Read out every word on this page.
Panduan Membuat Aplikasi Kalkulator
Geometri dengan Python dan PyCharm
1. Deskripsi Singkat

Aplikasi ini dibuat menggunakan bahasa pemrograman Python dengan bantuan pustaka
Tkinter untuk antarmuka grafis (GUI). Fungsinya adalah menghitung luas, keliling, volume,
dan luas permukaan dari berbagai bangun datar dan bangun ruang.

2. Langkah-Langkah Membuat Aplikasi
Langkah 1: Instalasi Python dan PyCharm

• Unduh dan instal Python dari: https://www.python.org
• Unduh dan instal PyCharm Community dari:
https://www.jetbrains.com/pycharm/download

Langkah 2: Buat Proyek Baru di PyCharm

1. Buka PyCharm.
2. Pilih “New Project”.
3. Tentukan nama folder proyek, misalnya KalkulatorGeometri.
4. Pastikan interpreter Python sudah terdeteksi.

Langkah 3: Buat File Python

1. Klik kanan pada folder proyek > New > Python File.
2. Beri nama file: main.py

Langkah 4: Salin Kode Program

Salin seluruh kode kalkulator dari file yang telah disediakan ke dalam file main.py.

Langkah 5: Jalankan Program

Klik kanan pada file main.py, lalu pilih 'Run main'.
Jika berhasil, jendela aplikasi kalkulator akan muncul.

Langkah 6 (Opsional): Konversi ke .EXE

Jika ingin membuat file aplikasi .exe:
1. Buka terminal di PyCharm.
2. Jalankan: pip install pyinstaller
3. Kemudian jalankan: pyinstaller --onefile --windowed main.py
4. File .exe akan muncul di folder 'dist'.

INSTRUCTIONS TO FOLLOW -
From the entries above, return each line with the word "Jika" in it.

RESPONSE TO THE EXERCISE -
Jika berhasil, jendela aplikasi kalkulator akan muncul.
Jika ingin membuat file aplikasi .exe:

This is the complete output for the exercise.